TASK DATA:
-----

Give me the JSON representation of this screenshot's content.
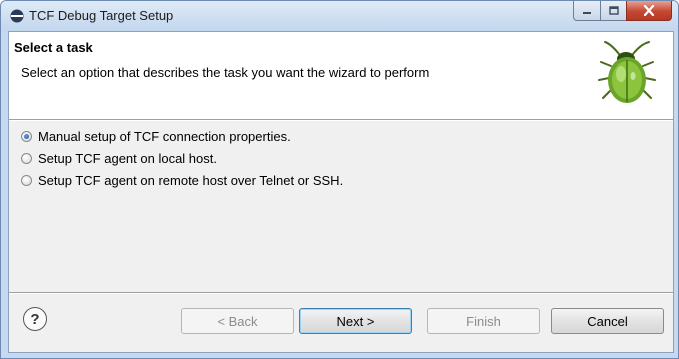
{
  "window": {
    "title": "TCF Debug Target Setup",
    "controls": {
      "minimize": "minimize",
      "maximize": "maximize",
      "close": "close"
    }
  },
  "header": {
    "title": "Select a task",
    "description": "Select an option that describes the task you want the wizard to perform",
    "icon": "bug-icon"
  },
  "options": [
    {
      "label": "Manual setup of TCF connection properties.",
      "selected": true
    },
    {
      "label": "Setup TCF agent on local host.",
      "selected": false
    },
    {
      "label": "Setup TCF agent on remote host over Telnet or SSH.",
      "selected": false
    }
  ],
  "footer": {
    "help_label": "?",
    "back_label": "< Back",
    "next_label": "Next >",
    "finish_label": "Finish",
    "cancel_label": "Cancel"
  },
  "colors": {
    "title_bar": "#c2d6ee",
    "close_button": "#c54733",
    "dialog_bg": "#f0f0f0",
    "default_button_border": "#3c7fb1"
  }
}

-----

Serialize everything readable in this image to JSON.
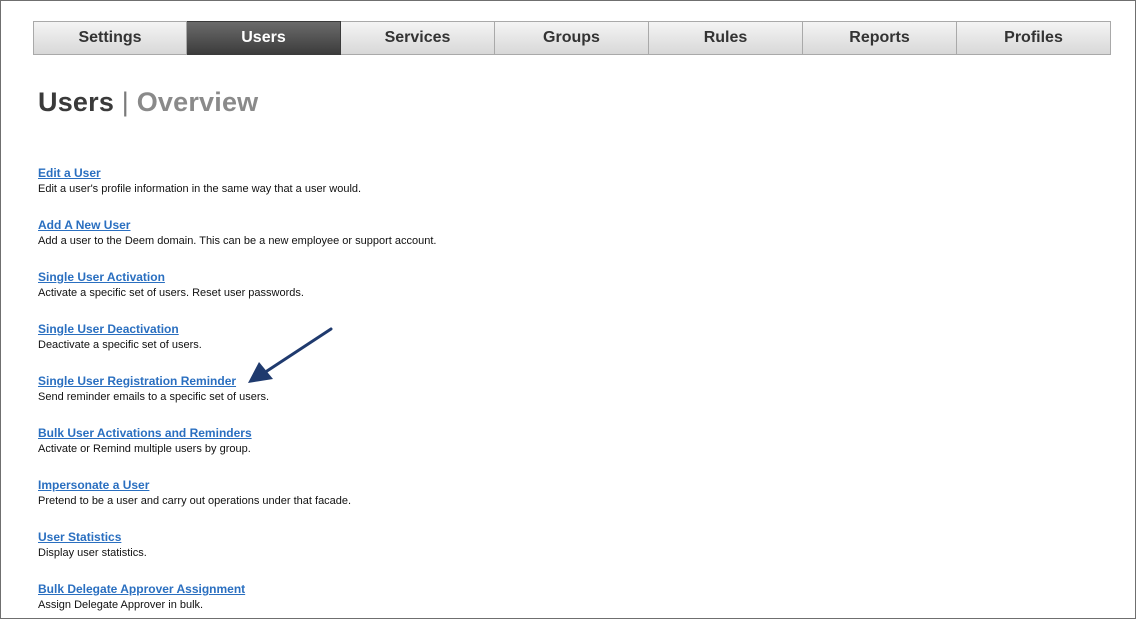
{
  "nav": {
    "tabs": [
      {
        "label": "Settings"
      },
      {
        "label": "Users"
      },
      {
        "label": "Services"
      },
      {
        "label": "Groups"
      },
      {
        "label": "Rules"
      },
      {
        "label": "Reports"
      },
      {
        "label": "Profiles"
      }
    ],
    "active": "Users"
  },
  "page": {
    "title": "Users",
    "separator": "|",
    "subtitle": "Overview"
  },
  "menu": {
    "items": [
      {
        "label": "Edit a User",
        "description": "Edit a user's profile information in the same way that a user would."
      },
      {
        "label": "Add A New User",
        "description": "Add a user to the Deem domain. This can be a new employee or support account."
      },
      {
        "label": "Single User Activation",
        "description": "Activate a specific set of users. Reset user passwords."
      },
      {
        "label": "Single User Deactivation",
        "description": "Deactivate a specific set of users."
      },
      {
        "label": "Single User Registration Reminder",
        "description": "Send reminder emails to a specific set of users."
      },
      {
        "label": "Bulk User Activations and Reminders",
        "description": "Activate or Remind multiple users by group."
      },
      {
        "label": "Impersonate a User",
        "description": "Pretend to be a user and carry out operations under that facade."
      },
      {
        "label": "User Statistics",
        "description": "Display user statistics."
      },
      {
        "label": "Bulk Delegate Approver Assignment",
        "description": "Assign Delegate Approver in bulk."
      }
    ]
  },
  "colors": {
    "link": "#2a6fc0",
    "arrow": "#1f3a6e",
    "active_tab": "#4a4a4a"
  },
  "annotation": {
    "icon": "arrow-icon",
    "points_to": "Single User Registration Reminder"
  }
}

-----

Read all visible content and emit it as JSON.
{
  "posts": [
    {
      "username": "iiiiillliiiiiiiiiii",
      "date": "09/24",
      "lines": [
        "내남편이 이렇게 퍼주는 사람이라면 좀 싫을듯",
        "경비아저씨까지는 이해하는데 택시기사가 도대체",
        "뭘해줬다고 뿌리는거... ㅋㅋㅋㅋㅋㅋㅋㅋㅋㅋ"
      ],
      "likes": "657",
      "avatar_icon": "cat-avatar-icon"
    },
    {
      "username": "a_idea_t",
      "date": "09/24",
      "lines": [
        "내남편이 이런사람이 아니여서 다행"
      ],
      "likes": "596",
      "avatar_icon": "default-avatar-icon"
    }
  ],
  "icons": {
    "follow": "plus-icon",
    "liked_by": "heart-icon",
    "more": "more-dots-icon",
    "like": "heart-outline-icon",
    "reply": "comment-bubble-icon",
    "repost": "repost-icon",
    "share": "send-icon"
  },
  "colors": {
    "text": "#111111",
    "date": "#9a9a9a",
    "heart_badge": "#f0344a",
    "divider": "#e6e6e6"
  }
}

-----

WHAT THIS TASK INVOLVES:
Identify lines with the string "content". Copy each one.

CORRECT ANSWER:
Give me the JSON representation of this screenshot's content.
Read all visible content and emit it as JSON.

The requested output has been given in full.